(本文抜粋)
表1 新規対象者における本人面接回答者の特徴:ロジスティック回帰分析

4.高齢者を対象とした留置調査の課題
 留置調査は、対象者本人が面接調査に回答した1,797人に依頼し、1,654人(本人面接完了者の92.0%)より有効票を回収した。対象者の種類別では、第8回からの継続対象者では638人(96.5%)、第10回新規対象者では1,016人(89.4%)であった。
 留置用の調査票は自記式の調査票として作成されたものだが、対象者が高齢であることを考慮し、調査員には、対象者から依頼があった場合は、対象者の回答を代筆してもよいという指示をしていた。留置調査を回収した1,654人のうち、本人記入によるものは1,234人、「対象者の回答を代筆」が263人、記入者不明が157人であった。対象者と代筆者との関係は特定できないが、調査員の報告によれば、調査員が面接調査に続き聞き取りをして記入したケースが多数含まれる。

(提供資料)
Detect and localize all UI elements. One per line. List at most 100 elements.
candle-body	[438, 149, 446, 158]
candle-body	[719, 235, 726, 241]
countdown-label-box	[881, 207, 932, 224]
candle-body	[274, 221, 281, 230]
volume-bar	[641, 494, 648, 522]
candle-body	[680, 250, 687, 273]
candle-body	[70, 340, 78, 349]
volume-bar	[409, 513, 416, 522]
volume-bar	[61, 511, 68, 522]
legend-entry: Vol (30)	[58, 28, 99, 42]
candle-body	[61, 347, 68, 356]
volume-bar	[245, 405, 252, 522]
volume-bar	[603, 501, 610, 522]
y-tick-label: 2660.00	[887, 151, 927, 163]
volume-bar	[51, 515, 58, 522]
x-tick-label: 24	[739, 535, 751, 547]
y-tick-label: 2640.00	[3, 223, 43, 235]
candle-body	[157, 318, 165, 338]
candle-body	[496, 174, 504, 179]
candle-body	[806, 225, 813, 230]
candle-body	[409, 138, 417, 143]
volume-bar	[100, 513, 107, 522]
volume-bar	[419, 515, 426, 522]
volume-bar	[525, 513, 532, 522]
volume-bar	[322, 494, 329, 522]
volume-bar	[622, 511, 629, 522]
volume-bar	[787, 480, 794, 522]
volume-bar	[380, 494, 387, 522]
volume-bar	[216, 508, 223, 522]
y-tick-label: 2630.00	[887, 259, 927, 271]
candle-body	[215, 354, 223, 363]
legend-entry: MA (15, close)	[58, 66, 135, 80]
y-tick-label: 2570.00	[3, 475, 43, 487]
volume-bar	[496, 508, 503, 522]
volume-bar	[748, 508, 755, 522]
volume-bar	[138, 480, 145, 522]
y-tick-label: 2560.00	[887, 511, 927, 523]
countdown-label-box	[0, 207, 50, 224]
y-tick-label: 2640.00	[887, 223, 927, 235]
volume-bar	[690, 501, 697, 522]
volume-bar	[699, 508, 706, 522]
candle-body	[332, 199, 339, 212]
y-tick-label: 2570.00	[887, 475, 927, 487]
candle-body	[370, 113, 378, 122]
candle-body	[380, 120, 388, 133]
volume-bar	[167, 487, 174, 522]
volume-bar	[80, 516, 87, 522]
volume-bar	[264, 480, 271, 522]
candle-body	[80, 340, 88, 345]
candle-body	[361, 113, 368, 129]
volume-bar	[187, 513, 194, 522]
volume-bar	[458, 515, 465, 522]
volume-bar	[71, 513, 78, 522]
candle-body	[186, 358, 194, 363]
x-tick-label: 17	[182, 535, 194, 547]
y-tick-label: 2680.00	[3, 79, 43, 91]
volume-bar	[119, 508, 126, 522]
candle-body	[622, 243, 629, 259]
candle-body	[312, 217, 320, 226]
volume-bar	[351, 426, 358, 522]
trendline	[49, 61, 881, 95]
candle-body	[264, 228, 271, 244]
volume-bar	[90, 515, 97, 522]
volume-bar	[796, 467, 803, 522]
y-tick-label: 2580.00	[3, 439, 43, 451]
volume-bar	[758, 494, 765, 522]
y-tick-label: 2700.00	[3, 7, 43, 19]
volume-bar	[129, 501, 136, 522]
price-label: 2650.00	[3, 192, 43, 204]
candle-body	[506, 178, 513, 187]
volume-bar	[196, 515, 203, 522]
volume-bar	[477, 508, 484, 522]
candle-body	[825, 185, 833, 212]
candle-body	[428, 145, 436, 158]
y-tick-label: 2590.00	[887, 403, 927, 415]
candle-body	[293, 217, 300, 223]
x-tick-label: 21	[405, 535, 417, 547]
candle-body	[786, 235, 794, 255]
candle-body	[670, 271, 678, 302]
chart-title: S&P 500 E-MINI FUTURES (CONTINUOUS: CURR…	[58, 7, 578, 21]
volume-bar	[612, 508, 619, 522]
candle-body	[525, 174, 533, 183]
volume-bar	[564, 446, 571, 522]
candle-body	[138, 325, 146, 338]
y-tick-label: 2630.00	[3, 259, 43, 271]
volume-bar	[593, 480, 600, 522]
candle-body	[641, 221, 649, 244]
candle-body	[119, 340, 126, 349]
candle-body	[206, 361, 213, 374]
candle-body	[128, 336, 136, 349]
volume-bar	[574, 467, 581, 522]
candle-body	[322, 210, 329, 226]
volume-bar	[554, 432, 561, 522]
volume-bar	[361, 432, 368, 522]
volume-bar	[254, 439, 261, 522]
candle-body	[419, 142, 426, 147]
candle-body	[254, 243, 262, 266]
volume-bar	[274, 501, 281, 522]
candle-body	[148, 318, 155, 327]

(理解度チェック)
- A) 留置調査についての本文によると、回収された1,654人のうち、本人が記入したものは何人か。
- B) 留置調査についての本文のうち、「表1 新規対象者における本人面接回答者の特徴:ロジスティック回帰分析」から「入したケースが多数含まれる。」までをそのまま書き写して返せ。
資料の内容は本文とは関係がない。

(番号別の解答)
- A) 1,234人。

- B)
表1 新規対象者における本人面接回答者の特徴:ロジスティック回帰分析

4.高齢者を対象とした留置調査の課題
 留置調査は、対象者本人が面接調査に回答した1,797人に依頼し、1,654人(本人面接完了者の92.0%)より有効票を回収した。対象者の種類別では、第8回からの継続対象者では638人(96.5%)、第10回新規対象者では1,016人(89.4%)であった。
 留置用の調査票は自記式の調査票として作成されたものだが、対象者が高齢であることを考慮し、調査員には、対象者から依頼があった場合は、対象者の回答を代筆してもよいという指示をしていた。留置調査を回収した1,654人のうち、本人記入によるものは1,234人、「対象者の回答を代筆」が263人、記入者不明が157人であった。対象者と代筆者との関係は特定できないが、調査員の報告によれば、調査員が面接調査に続き聞き取りをして記入したケースが多数含まれる。